> _Written task 1_:
Reproduce the records word for word, from the start of the records through the line containing "player-name <box>674 296 784 332</box>", including that line.

-- Begin Page extract --

Reflections on NCMF Summer 2019

REFLECTIONS ON NCMF SUMMER 2019: A Visual Portrait

Performing at summer festivals is fundamentally different from playing in a regular year-round ensemble. When I was a member of Ensemble Epomeo, it was great to live with a piece for years. We performed some works possibly 50 times - reworking, refining, tuning (always tuning!), sometimes in rehearsal or in the crucible of the recording studio. At a summer festival, with its incredibly limited rehearsal time, you rarely have the time to zoom in with a microscope on every measure. That said, you always manage to do some work like that: working closely on one measure inevitably has an effect on the whole.

Bartók IV is the most difficult work we’ve undertaken at NCMF. Which is not to say I’ve avoided programming monster works such as Beethoven 130 with the Grosse Fuge or Crumb’s “Black Angels.” But this piece constantly knocks you off balance - we players can’t trust our ears or innate sense of rhythm at first and the Hungarian folk ethos mixed with a new approach to tonality is fundamentally different from anything that came before. The music requires tremendous virtuosity both individually and as an ensemble.

Bearing this in mind we began rehearsing earlier than usual and later piled on hours to an already packed schedule when we could. As artists it is our job to give the best concert we can in the time we have and if that means rehearsing after a concert then so be it. It was worth it. The performance felt terrific from first to the last: confident, balanced, even comfortable.

I’m moved at how many people approached me to say they enjoyed it. I understand this music is difficult for the uninitiated but it is breathtakingly alive. That some who were skeptical became open to what Bartók achieved means my mission was accomplished.

It was a treat to have two opportunities to play Dutilleux’s “Ainsi la nuit.” Both performances of this magical work felt different partly because we had time between each concert for the music to sink into our hands. However, the two different spaces and the extraordinary setting of Brown Chapel in the dark had an effect on all of us. I’m planning Nachtmusik again in 2020 along with a commission for string quartet and tuba by legendary Juilliard faculty composer Eric Ewazen. The dates of the summer festival next year are Monday, 3 August to Sunday, 16 August 2020 – put it in your book!

-- End Page extract --
-- Begin Excerpted data --

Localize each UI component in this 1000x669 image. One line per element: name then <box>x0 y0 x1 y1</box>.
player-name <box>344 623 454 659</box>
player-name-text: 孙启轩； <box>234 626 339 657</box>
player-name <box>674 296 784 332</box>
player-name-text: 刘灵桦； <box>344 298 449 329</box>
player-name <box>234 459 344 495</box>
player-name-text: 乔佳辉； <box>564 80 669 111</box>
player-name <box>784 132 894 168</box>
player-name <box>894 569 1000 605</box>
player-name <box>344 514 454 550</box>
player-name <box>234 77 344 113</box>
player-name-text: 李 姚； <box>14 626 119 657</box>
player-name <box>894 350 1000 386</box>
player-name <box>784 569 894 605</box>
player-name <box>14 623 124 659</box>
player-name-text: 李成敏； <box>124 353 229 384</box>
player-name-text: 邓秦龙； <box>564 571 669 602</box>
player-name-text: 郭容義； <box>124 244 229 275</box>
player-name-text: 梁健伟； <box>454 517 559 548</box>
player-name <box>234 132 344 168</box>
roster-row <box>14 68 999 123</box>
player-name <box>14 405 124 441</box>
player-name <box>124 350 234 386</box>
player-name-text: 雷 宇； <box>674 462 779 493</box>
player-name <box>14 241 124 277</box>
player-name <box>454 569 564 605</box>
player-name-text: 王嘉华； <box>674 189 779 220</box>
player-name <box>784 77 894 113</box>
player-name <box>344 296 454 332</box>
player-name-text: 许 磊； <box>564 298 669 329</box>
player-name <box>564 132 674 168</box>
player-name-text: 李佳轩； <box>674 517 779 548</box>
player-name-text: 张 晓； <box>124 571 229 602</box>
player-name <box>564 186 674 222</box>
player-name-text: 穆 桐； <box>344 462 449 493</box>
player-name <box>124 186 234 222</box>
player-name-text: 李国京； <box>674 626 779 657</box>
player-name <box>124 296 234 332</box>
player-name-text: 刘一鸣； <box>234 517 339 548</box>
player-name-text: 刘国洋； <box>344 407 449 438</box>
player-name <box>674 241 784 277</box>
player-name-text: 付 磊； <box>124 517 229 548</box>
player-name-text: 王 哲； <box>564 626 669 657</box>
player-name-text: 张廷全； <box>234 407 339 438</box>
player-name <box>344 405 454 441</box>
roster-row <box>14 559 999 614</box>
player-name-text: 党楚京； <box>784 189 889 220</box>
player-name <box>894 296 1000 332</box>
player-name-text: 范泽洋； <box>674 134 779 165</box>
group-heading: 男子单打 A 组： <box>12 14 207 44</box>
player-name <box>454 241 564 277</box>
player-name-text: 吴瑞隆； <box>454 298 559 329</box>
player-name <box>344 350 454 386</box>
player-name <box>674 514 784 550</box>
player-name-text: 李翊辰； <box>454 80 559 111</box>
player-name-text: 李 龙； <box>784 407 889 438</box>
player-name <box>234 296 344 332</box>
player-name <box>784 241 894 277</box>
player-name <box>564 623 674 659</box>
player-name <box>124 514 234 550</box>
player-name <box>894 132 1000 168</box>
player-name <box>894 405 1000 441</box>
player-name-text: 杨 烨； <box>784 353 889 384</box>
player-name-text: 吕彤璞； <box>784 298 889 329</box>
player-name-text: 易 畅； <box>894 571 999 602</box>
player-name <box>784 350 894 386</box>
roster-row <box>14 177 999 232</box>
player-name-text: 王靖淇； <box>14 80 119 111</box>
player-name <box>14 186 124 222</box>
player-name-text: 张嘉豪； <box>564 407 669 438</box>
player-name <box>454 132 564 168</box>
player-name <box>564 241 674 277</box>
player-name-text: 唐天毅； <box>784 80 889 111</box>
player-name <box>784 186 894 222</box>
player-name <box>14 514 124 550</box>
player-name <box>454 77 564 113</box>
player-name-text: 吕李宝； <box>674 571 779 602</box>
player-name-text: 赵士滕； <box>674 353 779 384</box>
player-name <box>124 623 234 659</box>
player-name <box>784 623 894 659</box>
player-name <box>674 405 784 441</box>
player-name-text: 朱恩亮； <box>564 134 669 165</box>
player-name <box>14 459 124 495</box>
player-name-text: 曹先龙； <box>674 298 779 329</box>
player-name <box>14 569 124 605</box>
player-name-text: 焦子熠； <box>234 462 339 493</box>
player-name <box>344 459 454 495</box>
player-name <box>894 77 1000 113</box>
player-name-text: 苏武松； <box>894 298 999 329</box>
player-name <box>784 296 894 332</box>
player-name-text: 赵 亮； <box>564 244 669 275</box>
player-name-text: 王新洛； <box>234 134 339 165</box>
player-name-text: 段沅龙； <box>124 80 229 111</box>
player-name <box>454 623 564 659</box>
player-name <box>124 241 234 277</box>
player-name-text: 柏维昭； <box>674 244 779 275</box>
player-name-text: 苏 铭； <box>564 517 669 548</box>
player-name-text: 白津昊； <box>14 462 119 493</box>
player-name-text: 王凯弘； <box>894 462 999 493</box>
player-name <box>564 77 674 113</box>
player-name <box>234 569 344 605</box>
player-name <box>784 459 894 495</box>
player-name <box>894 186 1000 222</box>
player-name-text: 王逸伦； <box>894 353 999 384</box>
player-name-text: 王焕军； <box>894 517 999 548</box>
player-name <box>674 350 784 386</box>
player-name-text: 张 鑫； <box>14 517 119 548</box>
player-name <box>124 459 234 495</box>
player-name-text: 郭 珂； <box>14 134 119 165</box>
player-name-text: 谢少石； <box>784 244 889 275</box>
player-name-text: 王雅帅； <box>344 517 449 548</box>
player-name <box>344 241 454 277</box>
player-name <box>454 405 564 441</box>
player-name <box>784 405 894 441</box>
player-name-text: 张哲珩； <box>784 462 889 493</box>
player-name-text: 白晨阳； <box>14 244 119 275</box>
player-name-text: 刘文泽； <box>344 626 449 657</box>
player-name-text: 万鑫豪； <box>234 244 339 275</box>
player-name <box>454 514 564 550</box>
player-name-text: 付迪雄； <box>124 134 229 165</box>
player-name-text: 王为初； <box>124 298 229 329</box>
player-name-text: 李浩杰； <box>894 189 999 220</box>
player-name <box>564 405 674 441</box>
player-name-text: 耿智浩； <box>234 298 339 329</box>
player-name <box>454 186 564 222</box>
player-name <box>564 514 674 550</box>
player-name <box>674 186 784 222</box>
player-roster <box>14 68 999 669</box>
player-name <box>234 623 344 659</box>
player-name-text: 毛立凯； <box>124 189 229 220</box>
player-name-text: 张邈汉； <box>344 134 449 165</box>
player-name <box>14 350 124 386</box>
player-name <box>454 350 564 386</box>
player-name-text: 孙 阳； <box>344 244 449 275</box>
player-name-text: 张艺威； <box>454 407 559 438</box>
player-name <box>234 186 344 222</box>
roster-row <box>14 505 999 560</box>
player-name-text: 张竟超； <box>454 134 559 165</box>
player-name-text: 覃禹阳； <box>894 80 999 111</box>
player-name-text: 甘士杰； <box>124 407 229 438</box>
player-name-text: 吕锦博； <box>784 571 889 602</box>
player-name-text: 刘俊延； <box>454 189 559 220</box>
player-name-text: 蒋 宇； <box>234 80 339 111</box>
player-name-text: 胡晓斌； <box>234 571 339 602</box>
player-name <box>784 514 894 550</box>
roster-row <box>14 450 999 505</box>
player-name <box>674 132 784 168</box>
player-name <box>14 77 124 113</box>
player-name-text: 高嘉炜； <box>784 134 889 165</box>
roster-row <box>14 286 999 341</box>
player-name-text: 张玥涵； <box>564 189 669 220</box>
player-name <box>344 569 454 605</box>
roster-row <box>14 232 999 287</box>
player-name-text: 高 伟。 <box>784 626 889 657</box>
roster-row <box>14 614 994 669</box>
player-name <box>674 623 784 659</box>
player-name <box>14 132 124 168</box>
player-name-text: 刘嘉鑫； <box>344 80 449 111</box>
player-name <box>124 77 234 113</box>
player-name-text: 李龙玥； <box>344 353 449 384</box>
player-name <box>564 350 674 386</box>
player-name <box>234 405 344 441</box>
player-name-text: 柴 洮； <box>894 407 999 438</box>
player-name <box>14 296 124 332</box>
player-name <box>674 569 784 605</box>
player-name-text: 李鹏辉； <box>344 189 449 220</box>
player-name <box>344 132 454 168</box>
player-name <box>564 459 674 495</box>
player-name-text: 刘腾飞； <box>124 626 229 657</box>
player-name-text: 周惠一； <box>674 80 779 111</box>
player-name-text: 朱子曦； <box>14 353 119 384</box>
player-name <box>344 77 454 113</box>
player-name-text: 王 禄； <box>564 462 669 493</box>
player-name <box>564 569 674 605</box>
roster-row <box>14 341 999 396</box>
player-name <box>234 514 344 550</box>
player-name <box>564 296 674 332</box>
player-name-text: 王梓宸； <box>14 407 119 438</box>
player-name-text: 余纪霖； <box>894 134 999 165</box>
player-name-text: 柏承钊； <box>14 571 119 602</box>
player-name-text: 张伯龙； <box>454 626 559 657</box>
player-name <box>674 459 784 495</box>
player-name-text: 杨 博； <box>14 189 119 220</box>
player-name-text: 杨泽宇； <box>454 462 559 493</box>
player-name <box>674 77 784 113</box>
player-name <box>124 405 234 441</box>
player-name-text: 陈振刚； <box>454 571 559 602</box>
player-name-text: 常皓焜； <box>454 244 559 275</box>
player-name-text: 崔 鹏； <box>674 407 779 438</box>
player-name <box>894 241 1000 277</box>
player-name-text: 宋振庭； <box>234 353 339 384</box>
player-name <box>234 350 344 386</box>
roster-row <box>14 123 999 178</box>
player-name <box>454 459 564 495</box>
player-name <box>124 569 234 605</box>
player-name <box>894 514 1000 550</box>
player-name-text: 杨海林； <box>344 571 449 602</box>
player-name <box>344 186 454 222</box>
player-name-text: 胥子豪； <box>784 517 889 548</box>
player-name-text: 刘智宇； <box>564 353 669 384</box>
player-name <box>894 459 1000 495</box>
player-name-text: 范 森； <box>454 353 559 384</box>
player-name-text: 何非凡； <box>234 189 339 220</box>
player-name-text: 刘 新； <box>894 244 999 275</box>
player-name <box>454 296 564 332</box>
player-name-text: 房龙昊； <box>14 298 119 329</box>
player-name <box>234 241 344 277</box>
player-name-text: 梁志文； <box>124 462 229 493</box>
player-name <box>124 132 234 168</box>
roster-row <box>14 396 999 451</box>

-- End Excerpted data --

> _Written task 2_:
According to the reflections on NCMF Summer 2019, which work is the most difficult one undertaken at NCMF?

> _Exercise response 1_:
Localize each UI component in this 1000x669 image. One line per element: name then <box>x0 y0 x1 y1</box>.
player-name <box>344 623 454 659</box>
player-name-text: 孙启轩； <box>234 626 339 657</box>
player-name <box>674 296 784 332</box>

> _Exercise response 2_:
Bartók IV is the most difficult work undertaken at NCMF.